→ Requirement
Return the stretch of the essay on Joseph Campbell from "You see, after" through "be to opera.", copied word for word.

→ Excerpt

┌──

Joseph Campbell New York, 1904-1987) PBS interview with Bill Moyers, published posthumously as The Power of Myth (1988), was one of my foundational books growing up. As a tween in the early '90s, when moral upbringing was outsourced to Sunday school and the epilogues of Saturday morning cartoons, Campbell became a father figure to me. Embracing the mythical thinking that he championed, I grew up holding him both in reverence and with a natural disposition towards parricide.
You see, after imprinting on him like a baby bird, Campbell naturally became my subject of parental de-idealization. Having once sparked my passion for mythology, I found that the deeper I dove into its sources, the shallower Campbell’s thoughts appeared to be. I eventually came to accept him as a flawed father figure; a virtuous storyteller whose main contribution to the field was not in the quality of his thoughts but in their popularization. In my mind, Joseph Campbell would become to mythology what Andrea Bocelli would later be to opera.
Despite the similar contempt for him that anthropologists and folklorists would express over the years, Campbell clearly succeeded in making mythology go mainstream, and his flagship book, The Hero with a Thousand Faces (1949) made him a beloved household name in America. And yet, success came at the cost of levity: to this day, his influence has hardly transcended Hollywood scriptwriting (which peaked with George Lucas in the ‘80s, who celebrated Campbell as a creative inspiration behind Star Wars and regarded him as his Yoda); and the self-proclaimed epitome of his philosophy —the feel-good mantra “follow your bliss”— is unlikely to make the annals of 20th century thinking.
At the root of this tension between Campbell’s philosophical aspirations and the personal disappointment that ensued, lies the concept of the Monomyth or Hero’s Journey, which is the basic framework that he lays out in The Hero with a Thousand Faces to structure mythology on a universal scale. In it, he posits that myths inherently follow a sequence of archetypal episodes, and that their spontaneous recurrence across discrete mythologies reveals an absolute truth that is essential to understanding ourselves and the world.

└──

(Stored data entries)
┌──

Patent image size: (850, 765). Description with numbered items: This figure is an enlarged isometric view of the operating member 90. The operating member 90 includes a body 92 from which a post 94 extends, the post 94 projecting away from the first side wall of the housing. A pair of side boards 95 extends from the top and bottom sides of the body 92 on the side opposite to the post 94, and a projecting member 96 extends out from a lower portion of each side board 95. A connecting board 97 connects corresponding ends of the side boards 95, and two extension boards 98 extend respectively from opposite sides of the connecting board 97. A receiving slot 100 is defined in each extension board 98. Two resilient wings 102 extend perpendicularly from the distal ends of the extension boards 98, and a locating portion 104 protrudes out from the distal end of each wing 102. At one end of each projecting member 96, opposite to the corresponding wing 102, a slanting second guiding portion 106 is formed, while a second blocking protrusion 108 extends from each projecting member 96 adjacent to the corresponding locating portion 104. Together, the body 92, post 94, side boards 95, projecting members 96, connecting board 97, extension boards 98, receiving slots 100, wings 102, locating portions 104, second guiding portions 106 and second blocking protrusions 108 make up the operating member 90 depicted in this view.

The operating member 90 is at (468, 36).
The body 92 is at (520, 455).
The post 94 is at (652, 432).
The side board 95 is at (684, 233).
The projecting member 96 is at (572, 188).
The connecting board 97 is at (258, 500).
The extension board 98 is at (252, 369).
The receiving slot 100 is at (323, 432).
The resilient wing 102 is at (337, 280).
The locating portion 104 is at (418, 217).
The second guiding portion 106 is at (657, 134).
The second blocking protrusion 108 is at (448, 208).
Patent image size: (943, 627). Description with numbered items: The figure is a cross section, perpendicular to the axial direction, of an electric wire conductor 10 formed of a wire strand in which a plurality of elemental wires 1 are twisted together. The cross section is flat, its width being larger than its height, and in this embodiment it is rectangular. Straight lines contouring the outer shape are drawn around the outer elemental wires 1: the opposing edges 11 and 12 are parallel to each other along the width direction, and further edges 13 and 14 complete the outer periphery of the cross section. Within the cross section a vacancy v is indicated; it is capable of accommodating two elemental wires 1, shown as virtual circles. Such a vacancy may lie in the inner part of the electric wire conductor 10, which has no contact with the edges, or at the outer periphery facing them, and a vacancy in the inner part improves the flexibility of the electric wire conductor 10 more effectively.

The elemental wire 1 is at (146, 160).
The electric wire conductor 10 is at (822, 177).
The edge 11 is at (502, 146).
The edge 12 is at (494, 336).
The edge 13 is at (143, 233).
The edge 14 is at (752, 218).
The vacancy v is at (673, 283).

└──
┌──

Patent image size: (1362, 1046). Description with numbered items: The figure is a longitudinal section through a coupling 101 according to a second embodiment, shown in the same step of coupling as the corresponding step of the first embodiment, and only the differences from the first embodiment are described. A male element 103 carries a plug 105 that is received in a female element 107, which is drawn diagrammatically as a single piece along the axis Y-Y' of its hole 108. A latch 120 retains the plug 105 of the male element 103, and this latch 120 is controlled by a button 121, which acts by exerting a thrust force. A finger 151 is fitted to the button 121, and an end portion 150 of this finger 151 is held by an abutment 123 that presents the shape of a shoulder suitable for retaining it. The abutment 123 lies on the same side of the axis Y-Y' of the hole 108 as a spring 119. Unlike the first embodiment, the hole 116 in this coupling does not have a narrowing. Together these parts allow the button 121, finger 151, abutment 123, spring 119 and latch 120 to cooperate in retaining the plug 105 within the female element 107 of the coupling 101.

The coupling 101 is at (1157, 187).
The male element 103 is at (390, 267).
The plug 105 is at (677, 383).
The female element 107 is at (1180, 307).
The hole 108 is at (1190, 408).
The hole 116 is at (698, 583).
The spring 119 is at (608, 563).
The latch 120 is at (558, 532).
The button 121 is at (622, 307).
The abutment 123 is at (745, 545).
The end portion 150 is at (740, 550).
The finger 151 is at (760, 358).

└──

→ Correct response
You see, after imprinting on him like a baby bird, Campbell naturally became my subject of parental de-idealization. Having once sparked my passion for mythology, I found that the deeper I dove into its sources, the shallower Campbell’s thoughts appeared to be. I eventually came to accept him as a flawed father figure; a virtuous storyteller whose main contribution to the field was not in the quality of his thoughts but in their popularization. In my mind, Joseph Campbell would become to mythology what Andrea Bocelli would later be to opera.